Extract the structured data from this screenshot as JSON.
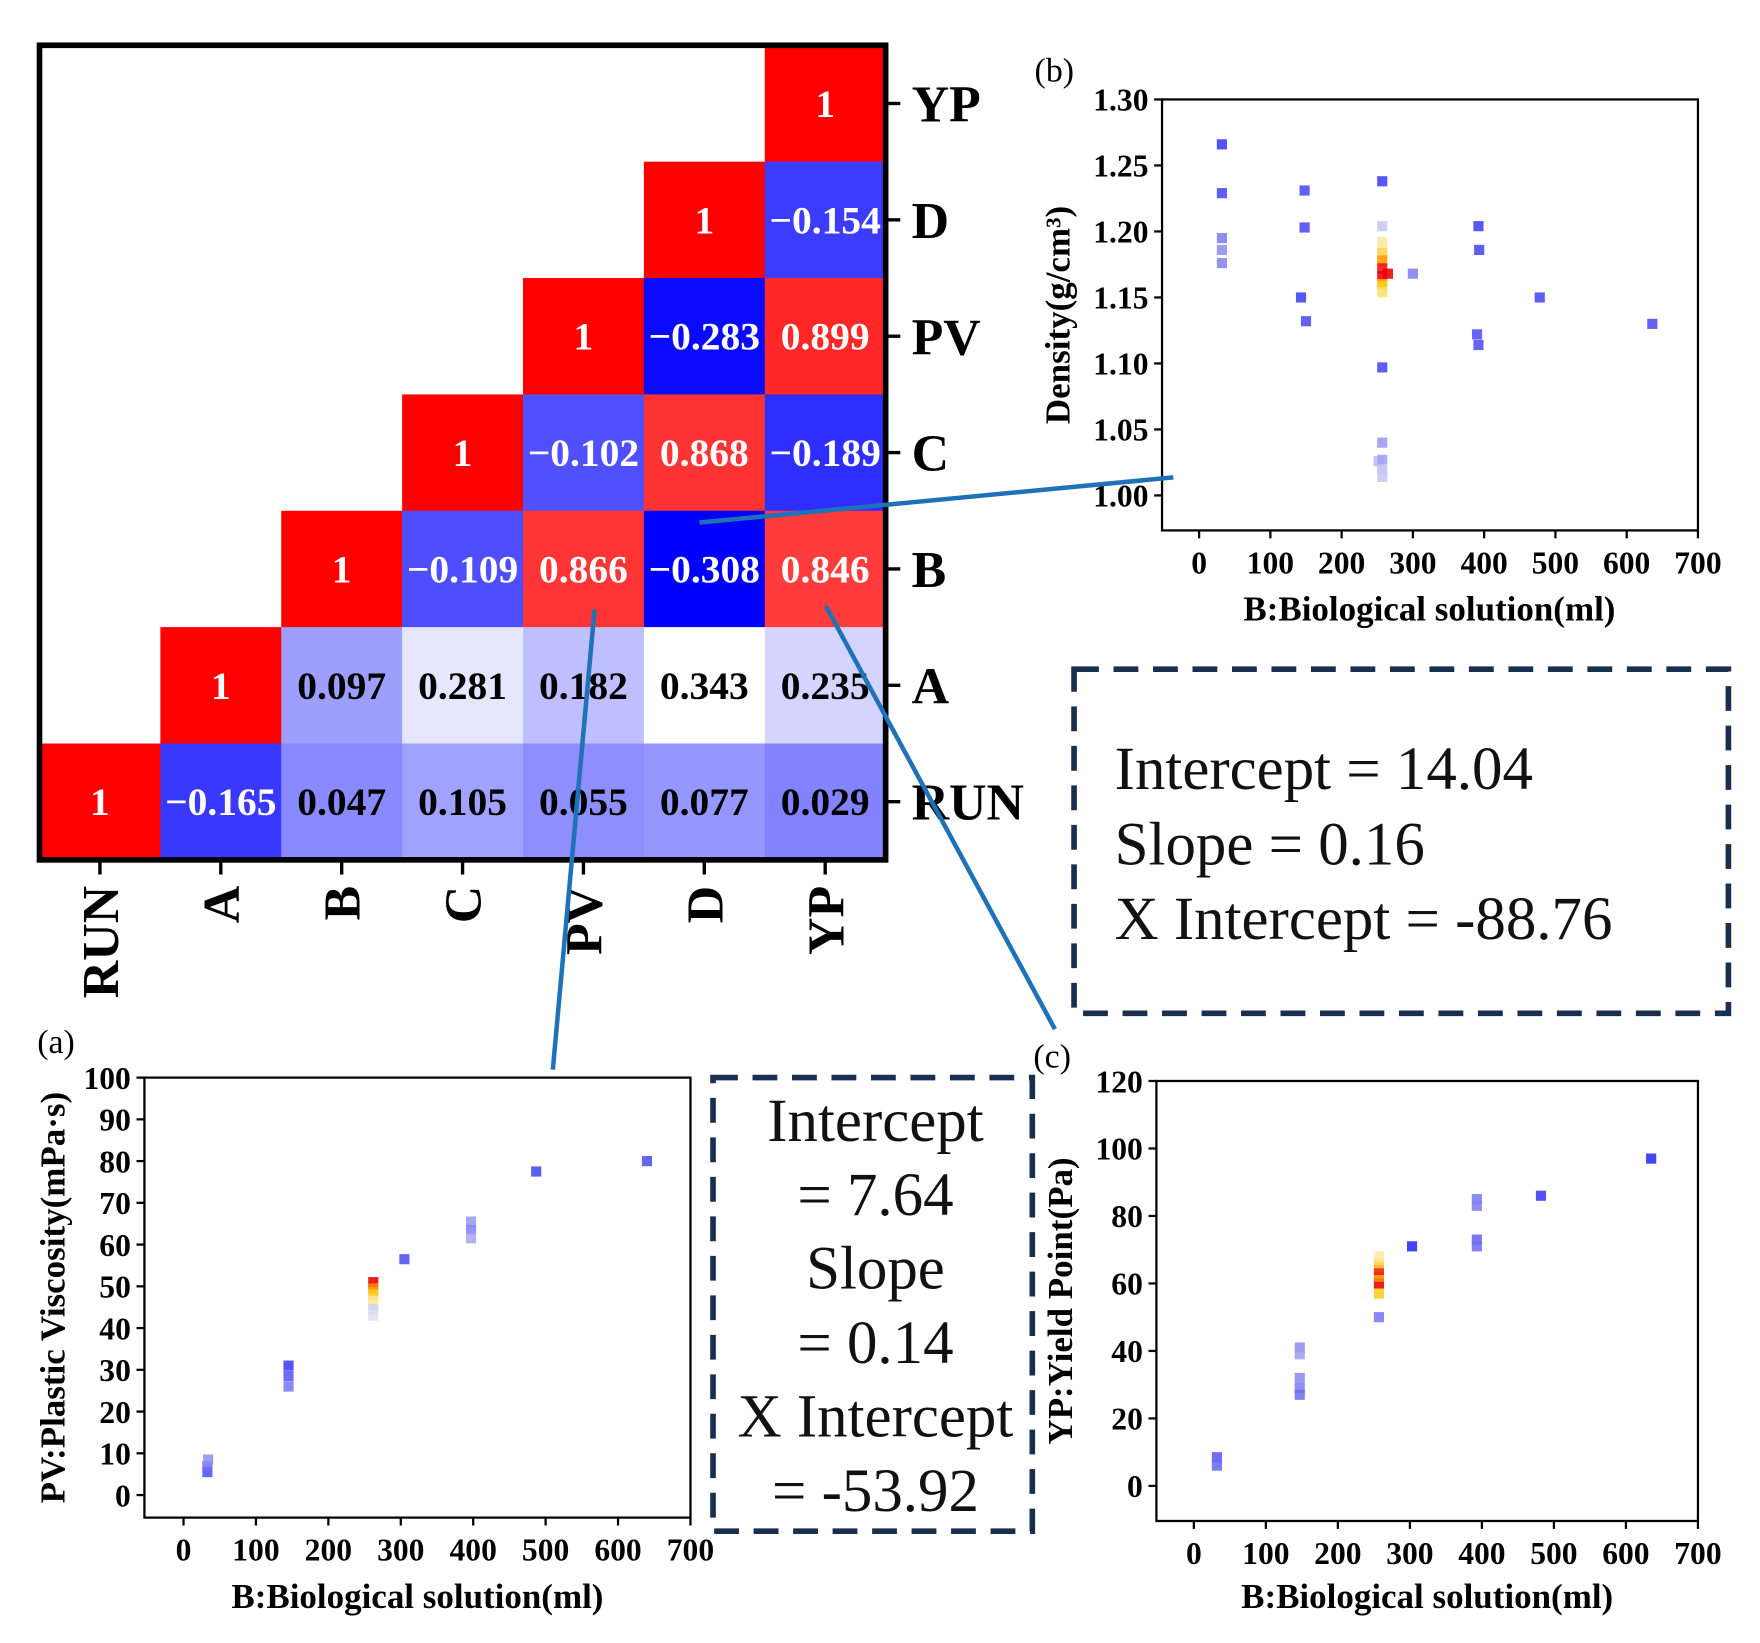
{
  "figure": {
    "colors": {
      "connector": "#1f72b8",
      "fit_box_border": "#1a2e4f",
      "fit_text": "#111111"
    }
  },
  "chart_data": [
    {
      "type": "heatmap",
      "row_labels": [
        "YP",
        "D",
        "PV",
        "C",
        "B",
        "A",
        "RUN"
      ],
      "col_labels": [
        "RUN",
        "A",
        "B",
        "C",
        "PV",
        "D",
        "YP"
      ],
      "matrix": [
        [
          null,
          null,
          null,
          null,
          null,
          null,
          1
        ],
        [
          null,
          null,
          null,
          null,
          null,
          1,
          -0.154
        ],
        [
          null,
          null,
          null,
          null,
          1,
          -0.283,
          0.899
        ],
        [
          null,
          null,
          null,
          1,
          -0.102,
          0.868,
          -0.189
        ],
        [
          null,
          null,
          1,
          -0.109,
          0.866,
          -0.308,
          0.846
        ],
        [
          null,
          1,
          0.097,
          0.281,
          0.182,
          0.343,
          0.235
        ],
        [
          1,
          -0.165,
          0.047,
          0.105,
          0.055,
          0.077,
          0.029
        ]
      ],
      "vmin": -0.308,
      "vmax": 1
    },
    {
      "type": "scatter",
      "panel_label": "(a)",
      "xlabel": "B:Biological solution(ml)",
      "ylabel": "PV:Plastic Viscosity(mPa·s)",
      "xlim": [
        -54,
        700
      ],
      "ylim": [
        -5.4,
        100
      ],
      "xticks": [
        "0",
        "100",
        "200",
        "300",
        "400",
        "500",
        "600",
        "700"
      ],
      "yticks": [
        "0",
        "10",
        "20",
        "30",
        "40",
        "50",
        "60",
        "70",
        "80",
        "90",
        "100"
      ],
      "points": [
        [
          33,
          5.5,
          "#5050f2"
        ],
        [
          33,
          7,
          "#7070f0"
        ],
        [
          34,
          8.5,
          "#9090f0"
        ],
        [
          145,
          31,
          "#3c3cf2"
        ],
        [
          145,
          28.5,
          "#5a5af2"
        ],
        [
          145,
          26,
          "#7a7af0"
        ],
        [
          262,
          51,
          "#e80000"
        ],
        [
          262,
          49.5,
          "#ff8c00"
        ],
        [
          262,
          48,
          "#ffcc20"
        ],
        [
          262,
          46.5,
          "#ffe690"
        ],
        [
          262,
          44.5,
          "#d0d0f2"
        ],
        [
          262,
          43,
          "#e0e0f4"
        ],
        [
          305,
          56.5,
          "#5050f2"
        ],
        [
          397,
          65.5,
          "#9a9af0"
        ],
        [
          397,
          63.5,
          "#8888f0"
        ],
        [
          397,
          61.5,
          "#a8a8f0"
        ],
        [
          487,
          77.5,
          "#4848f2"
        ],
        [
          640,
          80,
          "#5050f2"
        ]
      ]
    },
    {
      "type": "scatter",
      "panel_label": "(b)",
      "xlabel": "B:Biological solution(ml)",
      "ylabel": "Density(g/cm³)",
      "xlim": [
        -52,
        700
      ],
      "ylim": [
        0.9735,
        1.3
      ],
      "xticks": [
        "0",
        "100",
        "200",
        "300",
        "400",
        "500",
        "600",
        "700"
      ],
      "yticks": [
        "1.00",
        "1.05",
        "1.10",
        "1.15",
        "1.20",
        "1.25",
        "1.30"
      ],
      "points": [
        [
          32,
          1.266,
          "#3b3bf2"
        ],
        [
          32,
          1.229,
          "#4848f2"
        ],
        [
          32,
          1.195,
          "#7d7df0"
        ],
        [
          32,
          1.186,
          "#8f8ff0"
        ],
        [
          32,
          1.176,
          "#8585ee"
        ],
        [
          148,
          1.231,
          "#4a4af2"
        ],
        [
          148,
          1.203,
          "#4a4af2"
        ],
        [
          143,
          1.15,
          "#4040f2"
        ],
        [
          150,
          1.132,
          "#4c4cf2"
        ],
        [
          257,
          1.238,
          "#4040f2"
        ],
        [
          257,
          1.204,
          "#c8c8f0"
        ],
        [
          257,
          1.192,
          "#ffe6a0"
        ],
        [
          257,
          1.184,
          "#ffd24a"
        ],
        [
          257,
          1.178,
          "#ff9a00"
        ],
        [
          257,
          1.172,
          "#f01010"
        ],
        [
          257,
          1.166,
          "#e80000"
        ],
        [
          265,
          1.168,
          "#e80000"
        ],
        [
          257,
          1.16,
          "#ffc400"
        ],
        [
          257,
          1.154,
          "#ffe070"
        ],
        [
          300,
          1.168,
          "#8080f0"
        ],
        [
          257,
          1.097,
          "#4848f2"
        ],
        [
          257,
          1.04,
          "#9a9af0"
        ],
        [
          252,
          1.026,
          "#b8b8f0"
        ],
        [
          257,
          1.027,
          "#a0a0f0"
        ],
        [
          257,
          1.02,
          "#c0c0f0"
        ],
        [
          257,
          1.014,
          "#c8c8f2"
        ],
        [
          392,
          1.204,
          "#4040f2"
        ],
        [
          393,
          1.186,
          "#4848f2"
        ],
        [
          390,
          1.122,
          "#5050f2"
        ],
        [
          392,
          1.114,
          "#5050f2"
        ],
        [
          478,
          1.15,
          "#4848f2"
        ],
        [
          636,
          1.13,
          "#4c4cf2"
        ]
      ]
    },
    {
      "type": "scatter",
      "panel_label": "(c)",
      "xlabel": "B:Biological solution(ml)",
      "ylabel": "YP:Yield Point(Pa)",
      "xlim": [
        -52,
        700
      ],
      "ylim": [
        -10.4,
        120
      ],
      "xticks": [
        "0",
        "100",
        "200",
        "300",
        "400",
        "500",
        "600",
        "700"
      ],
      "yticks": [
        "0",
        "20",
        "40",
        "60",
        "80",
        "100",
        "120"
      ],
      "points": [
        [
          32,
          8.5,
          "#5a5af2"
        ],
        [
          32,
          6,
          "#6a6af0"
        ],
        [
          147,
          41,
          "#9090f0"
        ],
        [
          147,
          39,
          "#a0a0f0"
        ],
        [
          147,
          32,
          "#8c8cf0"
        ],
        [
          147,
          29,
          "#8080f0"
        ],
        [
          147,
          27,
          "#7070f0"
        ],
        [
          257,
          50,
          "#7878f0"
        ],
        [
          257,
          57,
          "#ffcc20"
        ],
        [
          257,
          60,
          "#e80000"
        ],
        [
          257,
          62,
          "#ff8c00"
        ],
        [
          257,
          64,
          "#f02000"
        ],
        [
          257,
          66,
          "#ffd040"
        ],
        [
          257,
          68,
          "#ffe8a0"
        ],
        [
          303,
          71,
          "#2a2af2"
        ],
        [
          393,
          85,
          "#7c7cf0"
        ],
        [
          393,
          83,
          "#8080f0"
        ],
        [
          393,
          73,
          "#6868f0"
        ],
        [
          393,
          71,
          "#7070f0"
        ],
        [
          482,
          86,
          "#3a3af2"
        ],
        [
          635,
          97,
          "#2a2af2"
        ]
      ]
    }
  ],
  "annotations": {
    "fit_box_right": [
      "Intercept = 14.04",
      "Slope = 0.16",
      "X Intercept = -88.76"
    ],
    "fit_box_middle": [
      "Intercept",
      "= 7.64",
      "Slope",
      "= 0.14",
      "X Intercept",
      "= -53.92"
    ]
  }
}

▶ Exercise instructions
Take the data above and repeat it exactly, leaving each picture out.

▶ Task solution
Extract the structured data from this screenshot as JSON.
{
  "figure": {
    "colors": {
      "connector": "#1f72b8",
      "fit_box_border": "#1a2e4f",
      "fit_text": "#111111"
    }
  },
  "chart_data": [
    {
      "type": "heatmap",
      "row_labels": [
        "YP",
        "D",
        "PV",
        "C",
        "B",
        "A",
        "RUN"
      ],
      "col_labels": [
        "RUN",
        "A",
        "B",
        "C",
        "PV",
        "D",
        "YP"
      ],
      "matrix": [
        [
          null,
          null,
          null,
          null,
          null,
          null,
          1
        ],
        [
          null,
          null,
          null,
          null,
          null,
          1,
          -0.154
        ],
        [
          null,
          null,
          null,
          null,
          1,
          -0.283,
          0.899
        ],
        [
          null,
          null,
          null,
          1,
          -0.102,
          0.868,
          -0.189
        ],
        [
          null,
          null,
          1,
          -0.109,
          0.866,
          -0.308,
          0.846
        ],
        [
          null,
          1,
          0.097,
          0.281,
          0.182,
          0.343,
          0.235
        ],
        [
          1,
          -0.165,
          0.047,
          0.105,
          0.055,
          0.077,
          0.029
        ]
      ],
      "vmin": -0.308,
      "vmax": 1
    },
    {
      "type": "scatter",
      "panel_label": "(a)",
      "xlabel": "B:Biological solution(ml)",
      "ylabel": "PV:Plastic Viscosity(mPa·s)",
      "xlim": [
        -54,
        700
      ],
      "ylim": [
        -5.4,
        100
      ],
      "xticks": [
        "0",
        "100",
        "200",
        "300",
        "400",
        "500",
        "600",
        "700"
      ],
      "yticks": [
        "0",
        "10",
        "20",
        "30",
        "40",
        "50",
        "60",
        "70",
        "80",
        "90",
        "100"
      ],
      "points": [
        [
          33,
          5.5,
          "#5050f2"
        ],
        [
          33,
          7,
          "#7070f0"
        ],
        [
          34,
          8.5,
          "#9090f0"
        ],
        [
          145,
          31,
          "#3c3cf2"
        ],
        [
          145,
          28.5,
          "#5a5af2"
        ],
        [
          145,
          26,
          "#7a7af0"
        ],
        [
          262,
          51,
          "#e80000"
        ],
        [
          262,
          49.5,
          "#ff8c00"
        ],
        [
          262,
          48,
          "#ffcc20"
        ],
        [
          262,
          46.5,
          "#ffe690"
        ],
        [
          262,
          44.5,
          "#d0d0f2"
        ],
        [
          262,
          43,
          "#e0e0f4"
        ],
        [
          305,
          56.5,
          "#5050f2"
        ],
        [
          397,
          65.5,
          "#9a9af0"
        ],
        [
          397,
          63.5,
          "#8888f0"
        ],
        [
          397,
          61.5,
          "#a8a8f0"
        ],
        [
          487,
          77.5,
          "#4848f2"
        ],
        [
          640,
          80,
          "#5050f2"
        ]
      ]
    },
    {
      "type": "scatter",
      "panel_label": "(b)",
      "xlabel": "B:Biological solution(ml)",
      "ylabel": "Density(g/cm³)",
      "xlim": [
        -52,
        700
      ],
      "ylim": [
        0.9735,
        1.3
      ],
      "xticks": [
        "0",
        "100",
        "200",
        "300",
        "400",
        "500",
        "600",
        "700"
      ],
      "yticks": [
        "1.00",
        "1.05",
        "1.10",
        "1.15",
        "1.20",
        "1.25",
        "1.30"
      ],
      "points": [
        [
          32,
          1.266,
          "#3b3bf2"
        ],
        [
          32,
          1.229,
          "#4848f2"
        ],
        [
          32,
          1.195,
          "#7d7df0"
        ],
        [
          32,
          1.186,
          "#8f8ff0"
        ],
        [
          32,
          1.176,
          "#8585ee"
        ],
        [
          148,
          1.231,
          "#4a4af2"
        ],
        [
          148,
          1.203,
          "#4a4af2"
        ],
        [
          143,
          1.15,
          "#4040f2"
        ],
        [
          150,
          1.132,
          "#4c4cf2"
        ],
        [
          257,
          1.238,
          "#4040f2"
        ],
        [
          257,
          1.204,
          "#c8c8f0"
        ],
        [
          257,
          1.192,
          "#ffe6a0"
        ],
        [
          257,
          1.184,
          "#ffd24a"
        ],
        [
          257,
          1.178,
          "#ff9a00"
        ],
        [
          257,
          1.172,
          "#f01010"
        ],
        [
          257,
          1.166,
          "#e80000"
        ],
        [
          265,
          1.168,
          "#e80000"
        ],
        [
          257,
          1.16,
          "#ffc400"
        ],
        [
          257,
          1.154,
          "#ffe070"
        ],
        [
          300,
          1.168,
          "#8080f0"
        ],
        [
          257,
          1.097,
          "#4848f2"
        ],
        [
          257,
          1.04,
          "#9a9af0"
        ],
        [
          252,
          1.026,
          "#b8b8f0"
        ],
        [
          257,
          1.027,
          "#a0a0f0"
        ],
        [
          257,
          1.02,
          "#c0c0f0"
        ],
        [
          257,
          1.014,
          "#c8c8f2"
        ],
        [
          392,
          1.204,
          "#4040f2"
        ],
        [
          393,
          1.186,
          "#4848f2"
        ],
        [
          390,
          1.122,
          "#5050f2"
        ],
        [
          392,
          1.114,
          "#5050f2"
        ],
        [
          478,
          1.15,
          "#4848f2"
        ],
        [
          636,
          1.13,
          "#4c4cf2"
        ]
      ]
    },
    {
      "type": "scatter",
      "panel_label": "(c)",
      "xlabel": "B:Biological solution(ml)",
      "ylabel": "YP:Yield Point(Pa)",
      "xlim": [
        -52,
        700
      ],
      "ylim": [
        -10.4,
        120
      ],
      "xticks": [
        "0",
        "100",
        "200",
        "300",
        "400",
        "500",
        "600",
        "700"
      ],
      "yticks": [
        "0",
        "20",
        "40",
        "60",
        "80",
        "100",
        "120"
      ],
      "points": [
        [
          32,
          8.5,
          "#5a5af2"
        ],
        [
          32,
          6,
          "#6a6af0"
        ],
        [
          147,
          41,
          "#9090f0"
        ],
        [
          147,
          39,
          "#a0a0f0"
        ],
        [
          147,
          32,
          "#8c8cf0"
        ],
        [
          147,
          29,
          "#8080f0"
        ],
        [
          147,
          27,
          "#7070f0"
        ],
        [
          257,
          50,
          "#7878f0"
        ],
        [
          257,
          57,
          "#ffcc20"
        ],
        [
          257,
          60,
          "#e80000"
        ],
        [
          257,
          62,
          "#ff8c00"
        ],
        [
          257,
          64,
          "#f02000"
        ],
        [
          257,
          66,
          "#ffd040"
        ],
        [
          257,
          68,
          "#ffe8a0"
        ],
        [
          303,
          71,
          "#2a2af2"
        ],
        [
          393,
          85,
          "#7c7cf0"
        ],
        [
          393,
          83,
          "#8080f0"
        ],
        [
          393,
          73,
          "#6868f0"
        ],
        [
          393,
          71,
          "#7070f0"
        ],
        [
          482,
          86,
          "#3a3af2"
        ],
        [
          635,
          97,
          "#2a2af2"
        ]
      ]
    }
  ],
  "annotations": {
    "fit_box_right": [
      "Intercept = 14.04",
      "Slope = 0.16",
      "X Intercept = -88.76"
    ],
    "fit_box_middle": [
      "Intercept",
      "= 7.64",
      "Slope",
      "= 0.14",
      "X Intercept",
      "= -53.92"
    ]
  }
}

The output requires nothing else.